:: SET EXERCISE ::
Write out each line beneath this one exactly as it reads.

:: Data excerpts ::
════════════════════

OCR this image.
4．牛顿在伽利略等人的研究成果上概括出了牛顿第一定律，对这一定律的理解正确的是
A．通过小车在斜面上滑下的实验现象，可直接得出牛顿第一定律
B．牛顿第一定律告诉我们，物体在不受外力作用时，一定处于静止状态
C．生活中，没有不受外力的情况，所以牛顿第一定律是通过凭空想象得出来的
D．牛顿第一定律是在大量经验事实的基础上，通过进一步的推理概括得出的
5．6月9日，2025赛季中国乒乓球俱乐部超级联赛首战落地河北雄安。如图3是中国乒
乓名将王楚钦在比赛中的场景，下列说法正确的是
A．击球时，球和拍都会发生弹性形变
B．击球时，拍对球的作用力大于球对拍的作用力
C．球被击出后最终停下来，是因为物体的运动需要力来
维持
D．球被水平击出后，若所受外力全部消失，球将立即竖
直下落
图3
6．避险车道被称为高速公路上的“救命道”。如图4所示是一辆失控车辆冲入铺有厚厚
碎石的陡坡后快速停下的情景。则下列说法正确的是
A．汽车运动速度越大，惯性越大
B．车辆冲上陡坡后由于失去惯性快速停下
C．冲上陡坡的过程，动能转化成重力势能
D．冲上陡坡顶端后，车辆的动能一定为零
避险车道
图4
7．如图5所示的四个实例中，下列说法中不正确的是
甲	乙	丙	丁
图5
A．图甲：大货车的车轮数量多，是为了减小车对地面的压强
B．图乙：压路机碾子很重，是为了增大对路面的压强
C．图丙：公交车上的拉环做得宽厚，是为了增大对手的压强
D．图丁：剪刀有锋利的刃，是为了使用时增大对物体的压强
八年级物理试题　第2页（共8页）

════════════════════

:: REPLY TO THE EXERCISE ::
OCR this image.
4．牛顿在伽利略等人的研究成果上概括出了牛顿第一定律，对这一定律的理解正确的是
A．通过小车在斜面上滑下的实验现象，可直接得出牛顿第一定律
B．牛顿第一定律告诉我们，物体在不受外力作用时，一定处于静止状态
C．生活中，没有不受外力的情况，所以牛顿第一定律是通过凭空想象得出来的
D．牛顿第一定律是在大量经验事实的基础上，通过进一步的推理概括得出的
5．6月9日，2025赛季中国乒乓球俱乐部超级联赛首战落地河北雄安。如图3是中国乒
乓名将王楚钦在比赛中的场景，下列说法正确的是
A．击球时，球和拍都会发生弹性形变
B．击球时，拍对球的作用力大于球对拍的作用力
C．球被击出后最终停下来，是因为物体的运动需要力来
维持
D．球被水平击出后，若所受外力全部消失，球将立即竖
直下落
图3
6．避险车道被称为高速公路上的“救命道”。如图4所示是一辆失控车辆冲入铺有厚厚
碎石的陡坡后快速停下的情景。则下列说法正确的是
A．汽车运动速度越大，惯性越大
B．车辆冲上陡坡后由于失去惯性快速停下
C．冲上陡坡的过程，动能转化成重力势能
D．冲上陡坡顶端后，车辆的动能一定为零
避险车道
图4
7．如图5所示的四个实例中，下列说法中不正确的是
甲	乙	丙	丁
图5
A．图甲：大货车的车轮数量多，是为了减小车对地面的压强
B．图乙：压路机碾子很重，是为了增大对路面的压强
C．图丙：公交车上的拉环做得宽厚，是为了增大对手的压强
D．图丁：剪刀有锋利的刃，是为了使用时增大对物体的压强
八年级物理试题　第2页（共8页）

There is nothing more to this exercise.